O ponto de partida da exposição foi a série Ilhas (antes chamada de Úmido), constituída por quatro fotos em que folhas de plantas caídas no chão mostram ao seu redor o halo de umidade deixado pela chuva que já passou. É uma boa síntese do imaginário evocado pela exposição: aquilo que sobra, que permanece, depois que algo ou alguém se vai. “É a memória do gesto, o rastro, o que fica. São nuances do que se passou ali”, diz o artista. De todos os trabalhos da mostra, a série Ilhas é a única que já foi exibida previamente. Mesmo assim, não no Brasil: as fotos participaram da última edição Miami Art Basel Miami Beach 2014.
Outros quatro agrupamentos fotográficos ocuparão a porção anterior do espaço anexo da Galeria Nara Roesler de SP, sempre remetendo ao chão, sempre trazendo marcas da presença humana que já não está mais. Todos trazem também o caráter fortemente gráfico, no encontro com uma beleza imprevista.
“Muitos desses materiais eu encontrei entre as várias sobras de filmes, de fotos, que fui acumulando ao longo da carreira. É um sinal dos nossos tempos: eu, que trabalho com audiovisual, vou deixando de lado uma porção de registros que não incluo nos trabalhos. E ao revê-los, percebi que tinham uma intenção estética, um olhar que, mesmo um pouco inconsciente, estava atento a uma identidade formal, à beleza das imagens.”
Das obras clicadas para a exposição, figura a série Steps, em que pegadas de trabalhadores da construção civil ganham registro em 14 fotografias p&b. Os rastros foram impressos em uma lona preta, que serviu de anteparo ao pó de cal desprendido no lixamento de paredes. No contraste do pó branco com o fundo negro, fica marcada a evidência que de outra forma seria imperceptível: a ação dos homens por meio de seus passos e gestos.

## Instrução 1:
Responda com base no trecho sobre a exposição:
(a) Qual era o nome anterior da série Ilhas?
(b) Quantos outros agrupamentos fotográficos ocuparão a porção anterior do espaço anexo da galeria?
(c) Em que material foram impressos os rastros da série Steps?
## Instrução 2:
Forneça a continuação do trecho sobre a exposição, começando logo após a sua última frase.
Os itens não desempenham nenhum papel no que se pede aqui.

## Seção de dados:
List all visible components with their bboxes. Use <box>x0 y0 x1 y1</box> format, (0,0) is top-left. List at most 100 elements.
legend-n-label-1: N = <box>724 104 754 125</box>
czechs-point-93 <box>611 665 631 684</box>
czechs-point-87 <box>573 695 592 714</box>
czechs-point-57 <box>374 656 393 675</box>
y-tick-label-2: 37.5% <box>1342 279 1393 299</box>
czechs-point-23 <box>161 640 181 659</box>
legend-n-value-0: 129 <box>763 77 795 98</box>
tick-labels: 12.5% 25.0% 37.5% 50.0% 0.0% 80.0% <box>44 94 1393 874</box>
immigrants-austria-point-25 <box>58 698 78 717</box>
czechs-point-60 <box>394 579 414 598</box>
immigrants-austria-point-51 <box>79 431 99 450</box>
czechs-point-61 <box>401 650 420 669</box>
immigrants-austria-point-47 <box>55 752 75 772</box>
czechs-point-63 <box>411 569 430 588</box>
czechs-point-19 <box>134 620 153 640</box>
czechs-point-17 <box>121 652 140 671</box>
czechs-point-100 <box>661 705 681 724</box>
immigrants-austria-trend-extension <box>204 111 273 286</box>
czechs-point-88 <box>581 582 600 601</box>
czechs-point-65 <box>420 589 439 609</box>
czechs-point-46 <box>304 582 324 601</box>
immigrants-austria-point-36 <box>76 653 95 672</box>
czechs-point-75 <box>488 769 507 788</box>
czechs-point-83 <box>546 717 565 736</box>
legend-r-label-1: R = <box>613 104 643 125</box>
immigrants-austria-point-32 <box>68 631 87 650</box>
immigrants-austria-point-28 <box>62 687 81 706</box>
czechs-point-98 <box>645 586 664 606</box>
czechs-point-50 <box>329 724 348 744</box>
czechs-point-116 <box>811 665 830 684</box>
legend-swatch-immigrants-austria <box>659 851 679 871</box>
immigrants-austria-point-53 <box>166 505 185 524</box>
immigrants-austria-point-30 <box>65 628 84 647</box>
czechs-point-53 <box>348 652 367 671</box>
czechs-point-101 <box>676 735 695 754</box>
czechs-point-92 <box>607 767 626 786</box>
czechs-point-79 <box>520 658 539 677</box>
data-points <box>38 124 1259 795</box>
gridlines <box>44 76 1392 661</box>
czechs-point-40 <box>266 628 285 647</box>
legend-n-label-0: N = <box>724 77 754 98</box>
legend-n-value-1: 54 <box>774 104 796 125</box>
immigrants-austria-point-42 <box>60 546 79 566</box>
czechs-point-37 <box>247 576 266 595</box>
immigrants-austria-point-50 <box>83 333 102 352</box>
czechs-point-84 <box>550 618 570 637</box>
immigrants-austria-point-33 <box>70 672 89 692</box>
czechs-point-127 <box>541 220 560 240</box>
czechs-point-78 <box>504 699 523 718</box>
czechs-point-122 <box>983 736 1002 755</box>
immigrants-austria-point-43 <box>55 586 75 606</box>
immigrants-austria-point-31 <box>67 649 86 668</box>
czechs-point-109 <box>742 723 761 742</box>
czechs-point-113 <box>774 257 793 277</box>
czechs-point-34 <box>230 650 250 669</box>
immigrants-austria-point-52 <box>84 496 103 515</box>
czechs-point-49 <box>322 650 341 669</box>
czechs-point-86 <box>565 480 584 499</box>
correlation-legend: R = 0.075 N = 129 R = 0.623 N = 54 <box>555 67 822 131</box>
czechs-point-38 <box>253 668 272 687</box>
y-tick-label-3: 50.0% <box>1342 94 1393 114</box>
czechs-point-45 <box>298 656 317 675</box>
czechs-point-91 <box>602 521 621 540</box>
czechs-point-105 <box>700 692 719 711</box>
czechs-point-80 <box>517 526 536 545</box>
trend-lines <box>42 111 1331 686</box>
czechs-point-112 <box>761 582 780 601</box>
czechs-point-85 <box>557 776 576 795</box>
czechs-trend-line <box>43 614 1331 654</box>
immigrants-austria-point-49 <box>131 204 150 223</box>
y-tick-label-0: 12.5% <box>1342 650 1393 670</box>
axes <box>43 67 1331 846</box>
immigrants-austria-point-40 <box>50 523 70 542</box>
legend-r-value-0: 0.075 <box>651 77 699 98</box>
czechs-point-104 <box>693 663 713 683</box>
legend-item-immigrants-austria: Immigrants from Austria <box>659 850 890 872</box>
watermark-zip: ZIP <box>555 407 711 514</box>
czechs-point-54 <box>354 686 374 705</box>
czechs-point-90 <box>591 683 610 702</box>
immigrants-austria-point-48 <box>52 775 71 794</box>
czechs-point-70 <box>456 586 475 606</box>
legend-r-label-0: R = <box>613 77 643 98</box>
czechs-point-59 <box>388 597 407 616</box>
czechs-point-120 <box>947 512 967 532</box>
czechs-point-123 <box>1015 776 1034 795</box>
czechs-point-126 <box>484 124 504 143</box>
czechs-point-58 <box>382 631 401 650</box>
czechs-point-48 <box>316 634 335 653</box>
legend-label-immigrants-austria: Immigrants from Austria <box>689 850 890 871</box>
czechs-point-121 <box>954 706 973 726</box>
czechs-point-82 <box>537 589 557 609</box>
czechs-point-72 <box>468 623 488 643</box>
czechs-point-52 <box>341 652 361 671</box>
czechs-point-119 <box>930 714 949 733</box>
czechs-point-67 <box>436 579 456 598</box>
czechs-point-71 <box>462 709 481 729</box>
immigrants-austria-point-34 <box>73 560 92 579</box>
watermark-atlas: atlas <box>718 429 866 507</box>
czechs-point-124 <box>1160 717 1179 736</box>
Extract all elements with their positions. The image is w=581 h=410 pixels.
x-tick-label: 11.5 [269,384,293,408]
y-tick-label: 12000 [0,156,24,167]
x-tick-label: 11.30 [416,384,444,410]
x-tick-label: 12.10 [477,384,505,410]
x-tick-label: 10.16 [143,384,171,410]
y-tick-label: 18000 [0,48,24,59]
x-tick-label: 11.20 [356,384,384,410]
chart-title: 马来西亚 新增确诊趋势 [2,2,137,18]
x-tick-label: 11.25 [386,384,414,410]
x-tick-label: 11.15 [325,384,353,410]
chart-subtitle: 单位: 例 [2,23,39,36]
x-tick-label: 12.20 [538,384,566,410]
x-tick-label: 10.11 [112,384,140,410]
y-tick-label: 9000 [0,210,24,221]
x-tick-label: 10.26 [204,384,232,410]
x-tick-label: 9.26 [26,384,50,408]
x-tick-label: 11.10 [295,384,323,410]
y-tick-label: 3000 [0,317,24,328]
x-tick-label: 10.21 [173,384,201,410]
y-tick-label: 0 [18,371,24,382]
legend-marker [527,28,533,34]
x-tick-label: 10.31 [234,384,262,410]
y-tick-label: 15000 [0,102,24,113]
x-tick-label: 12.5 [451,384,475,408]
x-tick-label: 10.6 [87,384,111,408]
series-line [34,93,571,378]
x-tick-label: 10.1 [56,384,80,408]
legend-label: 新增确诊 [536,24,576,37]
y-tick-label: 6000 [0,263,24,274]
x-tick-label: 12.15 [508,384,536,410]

## Resposta 1:
(a) Úmido.
(b) Quatro.
(c) Em uma lona preta.

## Resposta 2:
Em outra série, sem título, uma trama que se assemelha a uma renda, a uma tessitura, é formada pelas inúmeras pegadas de pássaros sobre a areia escura de uma praia. São quatro fotografias que faziam parte dos arquivos de Guimarães, assim como as três fotos de uma série sem título que se unem formalmente pela sinuosidade dos elementos que mostram: o rastro de uma lesma, um filete de água visto no reflexo de uma poça de chuva em chão de terra e um pelo pubiano em um piso de taco.
Outra seleção de arquivos é a série Sonho de Bebê, um quadríptico composto por fotogramas de Super 8 que enfocam vistas aéreas de ilhas do Rio São Francisco. Pela indefinição da imagem graças ao granulamento da película, em oposição à nitidez fria da mídia digital, Cao Guimarães traçou um paralelo com as formas que possivelmente povoam o imaginário dos bebês, ainda desprovido das imagens fixadas das coisas do mundo.
Essa qualidade de perspectiva e a granulação do Super 8, com visualidade retrô, também dá a ambiência do vídeo que ocupará o fundo do anexo. Duas imagens se intercalam em looping infinito, com mudanças sutis de cor e ritmo da sucessão: a sombra de um cabelo feminino contra a parede e a visão do alto das ondas do mar indo e vindo. “O que se acentua é a relação de ondulação entre o cabelo e o mar”, explica o artista.
Cineasta e artista visual, Cao Guimarães se acerca das superfícies onde os seres, sem saber, registram sua existência nessa exposição. “O chão e a parede são por excelência os aparatos de registro da presença humana”. Na aproximação formal entre os diferentes testemunhos da ausência, encontra a beleza que redimensiona os pequenos gestos e acontecimentos cotidianos. Seu olhar sobre a vida valoriza os mínimos instantes, sabendo que é da efemeridade que o tempo se constitui.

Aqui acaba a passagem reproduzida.